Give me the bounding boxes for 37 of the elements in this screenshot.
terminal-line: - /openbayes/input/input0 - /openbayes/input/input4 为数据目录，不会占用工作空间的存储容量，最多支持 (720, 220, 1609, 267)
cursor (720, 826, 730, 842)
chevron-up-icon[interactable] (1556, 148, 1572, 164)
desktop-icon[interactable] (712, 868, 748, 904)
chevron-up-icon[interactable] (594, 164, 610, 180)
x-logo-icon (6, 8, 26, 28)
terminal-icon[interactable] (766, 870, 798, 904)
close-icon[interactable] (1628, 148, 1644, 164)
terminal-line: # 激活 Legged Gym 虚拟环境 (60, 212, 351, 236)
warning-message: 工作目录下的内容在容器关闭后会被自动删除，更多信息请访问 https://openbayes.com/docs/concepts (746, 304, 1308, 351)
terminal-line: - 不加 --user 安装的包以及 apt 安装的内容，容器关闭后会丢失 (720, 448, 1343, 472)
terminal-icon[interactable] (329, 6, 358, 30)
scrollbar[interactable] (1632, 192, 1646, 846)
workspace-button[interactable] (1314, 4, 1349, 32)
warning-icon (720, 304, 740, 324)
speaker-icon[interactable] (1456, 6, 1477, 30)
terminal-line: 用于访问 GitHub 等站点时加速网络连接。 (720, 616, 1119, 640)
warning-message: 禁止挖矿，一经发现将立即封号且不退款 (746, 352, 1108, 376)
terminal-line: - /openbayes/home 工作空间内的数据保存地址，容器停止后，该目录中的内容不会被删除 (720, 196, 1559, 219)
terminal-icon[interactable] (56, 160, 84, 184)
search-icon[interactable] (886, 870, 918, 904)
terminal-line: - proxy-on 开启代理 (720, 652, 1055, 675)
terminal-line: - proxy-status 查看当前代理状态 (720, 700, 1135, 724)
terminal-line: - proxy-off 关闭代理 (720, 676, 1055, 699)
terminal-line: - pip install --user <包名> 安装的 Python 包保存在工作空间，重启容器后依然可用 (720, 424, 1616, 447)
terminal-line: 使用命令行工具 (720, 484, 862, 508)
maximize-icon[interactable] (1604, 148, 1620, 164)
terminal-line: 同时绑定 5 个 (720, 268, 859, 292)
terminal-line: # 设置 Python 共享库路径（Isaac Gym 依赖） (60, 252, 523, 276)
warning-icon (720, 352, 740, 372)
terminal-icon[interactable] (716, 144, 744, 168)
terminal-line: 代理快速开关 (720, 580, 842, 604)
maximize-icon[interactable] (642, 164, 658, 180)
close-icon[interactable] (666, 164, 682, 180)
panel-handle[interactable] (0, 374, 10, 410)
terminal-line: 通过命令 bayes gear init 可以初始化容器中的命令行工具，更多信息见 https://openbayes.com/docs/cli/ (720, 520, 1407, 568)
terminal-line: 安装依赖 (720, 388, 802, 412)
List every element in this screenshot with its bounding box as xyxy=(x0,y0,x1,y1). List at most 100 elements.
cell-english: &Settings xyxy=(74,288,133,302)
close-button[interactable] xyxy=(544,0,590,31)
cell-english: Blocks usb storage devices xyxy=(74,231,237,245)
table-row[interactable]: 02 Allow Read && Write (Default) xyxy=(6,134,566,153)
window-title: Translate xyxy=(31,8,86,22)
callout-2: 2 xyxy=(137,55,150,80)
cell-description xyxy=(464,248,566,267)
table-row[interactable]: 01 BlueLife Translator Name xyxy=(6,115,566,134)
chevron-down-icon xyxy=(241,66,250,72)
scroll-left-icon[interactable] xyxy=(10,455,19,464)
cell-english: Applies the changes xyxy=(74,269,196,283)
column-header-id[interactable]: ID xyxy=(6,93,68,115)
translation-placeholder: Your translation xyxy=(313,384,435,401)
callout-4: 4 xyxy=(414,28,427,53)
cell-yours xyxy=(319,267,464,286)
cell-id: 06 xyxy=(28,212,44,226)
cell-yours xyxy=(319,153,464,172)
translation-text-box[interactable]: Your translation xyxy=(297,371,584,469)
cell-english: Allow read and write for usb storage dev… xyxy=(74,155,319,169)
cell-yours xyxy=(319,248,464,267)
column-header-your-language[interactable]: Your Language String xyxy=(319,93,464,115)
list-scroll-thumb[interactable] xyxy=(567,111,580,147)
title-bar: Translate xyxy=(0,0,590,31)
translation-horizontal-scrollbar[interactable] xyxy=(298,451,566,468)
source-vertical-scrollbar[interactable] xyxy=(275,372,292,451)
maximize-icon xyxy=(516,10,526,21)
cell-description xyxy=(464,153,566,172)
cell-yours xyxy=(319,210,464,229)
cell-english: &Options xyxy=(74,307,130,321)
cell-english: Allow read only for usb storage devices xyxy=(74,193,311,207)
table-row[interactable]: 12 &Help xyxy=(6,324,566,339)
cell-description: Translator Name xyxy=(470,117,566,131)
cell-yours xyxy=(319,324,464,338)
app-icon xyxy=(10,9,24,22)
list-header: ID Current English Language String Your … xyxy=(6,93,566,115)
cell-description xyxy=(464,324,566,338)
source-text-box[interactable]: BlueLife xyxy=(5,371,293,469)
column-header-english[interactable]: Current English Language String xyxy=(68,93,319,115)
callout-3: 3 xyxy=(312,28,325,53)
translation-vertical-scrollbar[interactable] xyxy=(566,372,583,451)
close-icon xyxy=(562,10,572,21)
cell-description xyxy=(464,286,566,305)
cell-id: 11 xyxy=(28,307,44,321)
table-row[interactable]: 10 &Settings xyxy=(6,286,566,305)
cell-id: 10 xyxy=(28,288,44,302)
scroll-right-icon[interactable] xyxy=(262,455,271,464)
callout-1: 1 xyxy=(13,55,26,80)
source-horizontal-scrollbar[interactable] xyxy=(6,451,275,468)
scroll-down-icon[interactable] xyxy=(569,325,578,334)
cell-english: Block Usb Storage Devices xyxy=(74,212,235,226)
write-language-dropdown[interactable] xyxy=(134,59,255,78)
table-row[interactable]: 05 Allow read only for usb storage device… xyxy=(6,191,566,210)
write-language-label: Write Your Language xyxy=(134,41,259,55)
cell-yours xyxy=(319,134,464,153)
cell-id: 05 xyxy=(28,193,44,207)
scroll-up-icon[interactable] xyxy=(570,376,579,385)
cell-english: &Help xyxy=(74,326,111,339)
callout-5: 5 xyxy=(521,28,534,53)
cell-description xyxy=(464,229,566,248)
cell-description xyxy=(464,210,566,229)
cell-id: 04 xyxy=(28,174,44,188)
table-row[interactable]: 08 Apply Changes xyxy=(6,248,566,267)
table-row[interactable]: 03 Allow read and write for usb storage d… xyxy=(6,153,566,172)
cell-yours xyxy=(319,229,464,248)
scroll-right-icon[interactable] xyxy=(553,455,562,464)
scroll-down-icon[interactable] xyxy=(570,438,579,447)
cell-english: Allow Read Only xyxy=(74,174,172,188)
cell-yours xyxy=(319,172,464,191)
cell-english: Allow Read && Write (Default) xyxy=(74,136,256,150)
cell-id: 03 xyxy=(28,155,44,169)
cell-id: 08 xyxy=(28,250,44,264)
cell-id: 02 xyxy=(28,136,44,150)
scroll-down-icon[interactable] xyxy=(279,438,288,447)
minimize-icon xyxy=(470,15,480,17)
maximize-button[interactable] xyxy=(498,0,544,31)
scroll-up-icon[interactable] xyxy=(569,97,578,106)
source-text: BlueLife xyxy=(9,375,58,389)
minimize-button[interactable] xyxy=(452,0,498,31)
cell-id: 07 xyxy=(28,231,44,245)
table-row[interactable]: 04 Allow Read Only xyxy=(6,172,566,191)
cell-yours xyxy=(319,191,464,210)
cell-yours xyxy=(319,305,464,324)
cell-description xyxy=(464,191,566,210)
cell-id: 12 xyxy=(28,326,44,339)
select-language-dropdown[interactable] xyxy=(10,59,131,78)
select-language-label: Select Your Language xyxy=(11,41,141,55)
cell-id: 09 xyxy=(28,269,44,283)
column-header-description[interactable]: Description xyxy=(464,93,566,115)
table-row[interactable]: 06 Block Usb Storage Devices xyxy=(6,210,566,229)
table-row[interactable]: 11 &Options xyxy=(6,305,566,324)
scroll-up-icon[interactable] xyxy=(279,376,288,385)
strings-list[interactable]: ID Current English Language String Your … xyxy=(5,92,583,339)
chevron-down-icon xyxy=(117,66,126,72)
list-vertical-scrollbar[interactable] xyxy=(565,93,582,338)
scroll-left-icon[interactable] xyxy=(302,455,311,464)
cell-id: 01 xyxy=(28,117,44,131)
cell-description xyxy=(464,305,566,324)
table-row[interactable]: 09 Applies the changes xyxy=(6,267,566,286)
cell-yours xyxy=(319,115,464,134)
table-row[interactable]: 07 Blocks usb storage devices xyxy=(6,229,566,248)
-- -- --
# Set exercise:
Repeat the material from its first line through the line containing "x-logo-icon (6, 8, 26, 28)", swapping "chevron-up-icon" for "arrow-up-icon" and keeping everything else the same.

# Answer for the task:
Give me the bounding boxes for 37 of the elements in this screenshot.
terminal-line: - /openbayes/input/input0 - /openbayes/input/input4 为数据目录，不会占用工作空间的存储容量，最多支持 (720, 220, 1609, 267)
cursor (720, 826, 730, 842)
arrow-up-icon[interactable] (1556, 148, 1572, 164)
desktop-icon[interactable] (712, 868, 748, 904)
arrow-up-icon[interactable] (594, 164, 610, 180)
x-logo-icon (6, 8, 26, 28)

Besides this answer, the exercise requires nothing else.